Items from a figure collection
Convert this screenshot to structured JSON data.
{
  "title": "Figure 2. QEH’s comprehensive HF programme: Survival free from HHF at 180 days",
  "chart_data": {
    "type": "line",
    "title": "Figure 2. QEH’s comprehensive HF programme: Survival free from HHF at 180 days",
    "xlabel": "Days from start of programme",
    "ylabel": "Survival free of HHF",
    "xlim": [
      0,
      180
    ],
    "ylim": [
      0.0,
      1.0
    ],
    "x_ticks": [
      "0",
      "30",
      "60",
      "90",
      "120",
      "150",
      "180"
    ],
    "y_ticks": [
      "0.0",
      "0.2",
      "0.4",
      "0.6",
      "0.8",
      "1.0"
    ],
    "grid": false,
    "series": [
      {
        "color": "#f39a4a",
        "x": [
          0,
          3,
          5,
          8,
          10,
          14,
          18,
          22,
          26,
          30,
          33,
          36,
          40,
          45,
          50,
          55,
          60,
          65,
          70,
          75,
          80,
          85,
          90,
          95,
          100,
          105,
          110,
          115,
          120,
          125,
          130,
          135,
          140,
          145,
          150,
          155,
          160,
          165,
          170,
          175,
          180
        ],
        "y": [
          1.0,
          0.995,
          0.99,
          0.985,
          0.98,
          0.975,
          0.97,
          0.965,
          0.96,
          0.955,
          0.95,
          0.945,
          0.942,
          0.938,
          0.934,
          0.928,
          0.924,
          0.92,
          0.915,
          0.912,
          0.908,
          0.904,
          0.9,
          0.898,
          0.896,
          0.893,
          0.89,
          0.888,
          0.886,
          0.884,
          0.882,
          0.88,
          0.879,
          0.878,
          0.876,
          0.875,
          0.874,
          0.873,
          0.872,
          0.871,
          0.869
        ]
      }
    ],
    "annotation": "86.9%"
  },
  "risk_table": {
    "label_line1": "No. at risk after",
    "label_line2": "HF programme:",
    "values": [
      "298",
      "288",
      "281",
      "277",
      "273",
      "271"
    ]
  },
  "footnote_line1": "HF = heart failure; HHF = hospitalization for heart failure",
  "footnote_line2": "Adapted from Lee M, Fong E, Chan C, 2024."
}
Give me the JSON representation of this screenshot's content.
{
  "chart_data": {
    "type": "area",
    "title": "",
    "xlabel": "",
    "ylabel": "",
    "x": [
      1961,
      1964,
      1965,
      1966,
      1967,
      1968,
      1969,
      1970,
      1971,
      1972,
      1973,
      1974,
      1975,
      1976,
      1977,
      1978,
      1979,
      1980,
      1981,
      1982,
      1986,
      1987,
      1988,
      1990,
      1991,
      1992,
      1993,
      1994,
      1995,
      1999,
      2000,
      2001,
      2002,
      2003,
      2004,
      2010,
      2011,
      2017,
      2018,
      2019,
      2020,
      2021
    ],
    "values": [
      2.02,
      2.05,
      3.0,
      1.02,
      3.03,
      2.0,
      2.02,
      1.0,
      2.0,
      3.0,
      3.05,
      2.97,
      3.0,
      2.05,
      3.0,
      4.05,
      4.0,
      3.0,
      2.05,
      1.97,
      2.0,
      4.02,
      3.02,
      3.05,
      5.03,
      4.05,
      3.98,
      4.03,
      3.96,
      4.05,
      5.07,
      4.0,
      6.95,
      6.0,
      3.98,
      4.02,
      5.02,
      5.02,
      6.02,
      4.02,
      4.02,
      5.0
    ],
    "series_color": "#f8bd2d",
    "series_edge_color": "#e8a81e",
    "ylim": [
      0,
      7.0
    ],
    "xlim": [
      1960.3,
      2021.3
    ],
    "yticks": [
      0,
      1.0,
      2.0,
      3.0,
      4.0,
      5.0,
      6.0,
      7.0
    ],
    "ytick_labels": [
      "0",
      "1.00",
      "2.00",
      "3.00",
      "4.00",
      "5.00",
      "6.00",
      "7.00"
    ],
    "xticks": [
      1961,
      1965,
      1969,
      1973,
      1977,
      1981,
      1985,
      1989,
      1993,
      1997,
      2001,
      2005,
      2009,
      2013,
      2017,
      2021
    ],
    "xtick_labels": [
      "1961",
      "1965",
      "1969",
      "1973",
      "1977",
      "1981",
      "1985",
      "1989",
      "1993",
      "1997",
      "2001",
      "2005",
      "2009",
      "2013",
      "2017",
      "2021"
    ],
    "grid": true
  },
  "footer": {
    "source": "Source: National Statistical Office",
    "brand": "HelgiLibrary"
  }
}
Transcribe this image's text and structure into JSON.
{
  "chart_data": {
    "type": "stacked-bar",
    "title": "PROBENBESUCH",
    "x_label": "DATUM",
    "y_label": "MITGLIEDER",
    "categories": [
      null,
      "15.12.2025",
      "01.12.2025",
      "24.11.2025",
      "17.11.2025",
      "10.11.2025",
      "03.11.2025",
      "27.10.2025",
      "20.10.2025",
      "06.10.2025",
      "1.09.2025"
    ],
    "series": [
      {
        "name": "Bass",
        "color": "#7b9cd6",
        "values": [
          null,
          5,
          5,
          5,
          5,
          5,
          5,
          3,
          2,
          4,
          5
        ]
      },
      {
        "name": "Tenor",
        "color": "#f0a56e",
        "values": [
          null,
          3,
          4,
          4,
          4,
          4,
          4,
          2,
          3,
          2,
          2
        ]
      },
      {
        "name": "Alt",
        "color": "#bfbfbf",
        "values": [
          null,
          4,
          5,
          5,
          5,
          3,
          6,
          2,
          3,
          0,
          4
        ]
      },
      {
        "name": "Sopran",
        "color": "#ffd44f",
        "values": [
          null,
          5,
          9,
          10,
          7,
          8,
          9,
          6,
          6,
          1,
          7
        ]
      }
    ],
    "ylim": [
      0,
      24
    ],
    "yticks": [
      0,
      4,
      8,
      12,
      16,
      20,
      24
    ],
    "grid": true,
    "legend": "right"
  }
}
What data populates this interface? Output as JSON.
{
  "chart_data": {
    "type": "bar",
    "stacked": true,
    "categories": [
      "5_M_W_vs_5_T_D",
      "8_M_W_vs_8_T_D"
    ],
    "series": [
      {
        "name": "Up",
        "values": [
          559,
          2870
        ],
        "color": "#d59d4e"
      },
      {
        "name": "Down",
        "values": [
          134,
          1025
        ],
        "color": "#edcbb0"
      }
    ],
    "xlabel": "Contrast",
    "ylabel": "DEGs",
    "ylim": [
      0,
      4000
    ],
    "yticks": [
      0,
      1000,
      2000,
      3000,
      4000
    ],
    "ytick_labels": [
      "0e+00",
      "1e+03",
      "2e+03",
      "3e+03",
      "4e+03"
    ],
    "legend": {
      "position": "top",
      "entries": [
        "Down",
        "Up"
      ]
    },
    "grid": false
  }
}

* _Exercise brief_: Show the data once more, exactly as it was written.

* _Written solution_:
Convert this screenshot to structured JSON data.
{
  "title": "Figure 2. QEH’s comprehensive HF programme: Survival free from HHF at 180 days",
  "chart_data": {
    "type": "line",
    "title": "Figure 2. QEH’s comprehensive HF programme: Survival free from HHF at 180 days",
    "xlabel": "Days from start of programme",
    "ylabel": "Survival free of HHF",
    "xlim": [
      0,
      180
    ],
    "ylim": [
      0.0,
      1.0
    ],
    "x_ticks": [
      "0",
      "30",
      "60",
      "90",
      "120",
      "150",
      "180"
    ],
    "y_ticks": [
      "0.0",
      "0.2",
      "0.4",
      "0.6",
      "0.8",
      "1.0"
    ],
    "grid": false,
    "series": [
      {
        "color": "#f39a4a",
        "x": [
          0,
          3,
          5,
          8,
          10,
          14,
          18,
          22,
          26,
          30,
          33,
          36,
          40,
          45,
          50,
          55,
          60,
          65,
          70,
          75,
          80,
          85,
          90,
          95,
          100,
          105,
          110,
          115,
          120,
          125,
          130,
          135,
          140,
          145,
          150,
          155,
          160,
          165,
          170,
          175,
          180
        ],
        "y": [
          1.0,
          0.995,
          0.99,
          0.985,
          0.98,
          0.975,
          0.97,
          0.965,
          0.96,
          0.955,
          0.95,
          0.945,
          0.942,
          0.938,
          0.934,
          0.928,
          0.924,
          0.92,
          0.915,
          0.912,
          0.908,
          0.904,
          0.9,
          0.898,
          0.896,
          0.893,
          0.89,
          0.888,
          0.886,
          0.884,
          0.882,
          0.88,
          0.879,
          0.878,
          0.876,
          0.875,
          0.874,
          0.873,
          0.872,
          0.871,
          0.869
        ]
      }
    ],
    "annotation": "86.9%"
  },
  "risk_table": {
    "label_line1": "No. at risk after",
    "label_line2": "HF programme:",
    "values": [
      "298",
      "288",
      "281",
      "277",
      "273",
      "271"
    ]
  },
  "footnote_line1": "HF = heart failure; HHF = hospitalization for heart failure",
  "footnote_line2": "Adapted from Lee M, Fong E, Chan C, 2024."
}
Give me the JSON representation of this screenshot's content.
{
  "chart_data": {
    "type": "area",
    "title": "",
    "xlabel": "",
    "ylabel": "",
    "x": [
      1961,
      1964,
      1965,
      1966,
      1967,
      1968,
      1969,
      1970,
      1971,
      1972,
      1973,
      1974,
      1975,
      1976,
      1977,
      1978,
      1979,
      1980,
      1981,
      1982,
      1986,
      1987,
      1988,
      1990,
      1991,
      1992,
      1993,
      1994,
      1995,
      1999,
      2000,
      2001,
      2002,
      2003,
      2004,
      2010,
      2011,
      2017,
      2018,
      2019,
      2020,
      2021
    ],
    "values": [
      2.02,
      2.05,
      3.0,
      1.02,
      3.03,
      2.0,
      2.02,
      1.0,
      2.0,
      3.0,
      3.05,
      2.97,
      3.0,
      2.05,
      3.0,
      4.05,
      4.0,
      3.0,
      2.05,
      1.97,
      2.0,
      4.02,
      3.02,
      3.05,
      5.03,
      4.05,
      3.98,
      4.03,
      3.96,
      4.05,
      5.07,
      4.0,
      6.95,
      6.0,
      3.98,
      4.02,
      5.02,
      5.02,
      6.02,
      4.02,
      4.02,
      5.0
    ],
    "series_color": "#f8bd2d",
    "series_edge_color": "#e8a81e",
    "ylim": [
      0,
      7.0
    ],
    "xlim": [
      1960.3,
      2021.3
    ],
    "yticks": [
      0,
      1.0,
      2.0,
      3.0,
      4.0,
      5.0,
      6.0,
      7.0
    ],
    "ytick_labels": [
      "0",
      "1.00",
      "2.00",
      "3.00",
      "4.00",
      "5.00",
      "6.00",
      "7.00"
    ],
    "xticks": [
      1961,
      1965,
      1969,
      1973,
      1977,
      1981,
      1985,
      1989,
      1993,
      1997,
      2001,
      2005,
      2009,
      2013,
      2017,
      2021
    ],
    "xtick_labels": [
      "1961",
      "1965",
      "1969",
      "1973",
      "1977",
      "1981",
      "1985",
      "1989",
      "1993",
      "1997",
      "2001",
      "2005",
      "2009",
      "2013",
      "2017",
      "2021"
    ],
    "grid": true
  },
  "footer": {
    "source": "Source: National Statistical Office",
    "brand": "HelgiLibrary"
  }
}
Transcribe this image's text and structure into JSON.
{
  "chart_data": {
    "type": "stacked-bar",
    "title": "PROBENBESUCH",
    "x_label": "DATUM",
    "y_label": "MITGLIEDER",
    "categories": [
      null,
      "15.12.2025",
      "01.12.2025",
      "24.11.2025",
      "17.11.2025",
      "10.11.2025",
      "03.11.2025",
      "27.10.2025",
      "20.10.2025",
      "06.10.2025",
      "1.09.2025"
    ],
    "series": [
      {
        "name": "Bass",
        "color": "#7b9cd6",
        "values": [
          null,
          5,
          5,
          5,
          5,
          5,
          5,
          3,
          2,
          4,
          5
        ]
      },
      {
        "name": "Tenor",
        "color": "#f0a56e",
        "values": [
          null,
          3,
          4,
          4,
          4,
          4,
          4,
          2,
          3,
          2,
          2
        ]
      },
      {
        "name": "Alt",
        "color": "#bfbfbf",
        "values": [
          null,
          4,
          5,
          5,
          5,
          3,
          6,
          2,
          3,
          0,
          4
        ]
      },
      {
        "name": "Sopran",
        "color": "#ffd44f",
        "values": [
          null,
          5,
          9,
          10,
          7,
          8,
          9,
          6,
          6,
          1,
          7
        ]
      }
    ],
    "ylim": [
      0,
      24
    ],
    "yticks": [
      0,
      4,
      8,
      12,
      16,
      20,
      24
    ],
    "grid": true,
    "legend": "right"
  }
}
What data populates this interface? Output as JSON.
{
  "chart_data": {
    "type": "bar",
    "stacked": true,
    "categories": [
      "5_M_W_vs_5_T_D",
      "8_M_W_vs_8_T_D"
    ],
    "series": [
      {
        "name": "Up",
        "values": [
          559,
          2870
        ],
        "color": "#d59d4e"
      },
      {
        "name": "Down",
        "values": [
          134,
          1025
        ],
        "color": "#edcbb0"
      }
    ],
    "xlabel": "Contrast",
    "ylabel": "DEGs",
    "ylim": [
      0,
      4000
    ],
    "yticks": [
      0,
      1000,
      2000,
      3000,
      4000
    ],
    "ytick_labels": [
      "0e+00",
      "1e+03",
      "2e+03",
      "3e+03",
      "4e+03"
    ],
    "legend": {
      "position": "top",
      "entries": [
        "Down",
        "Up"
      ]
    },
    "grid": false
  }
}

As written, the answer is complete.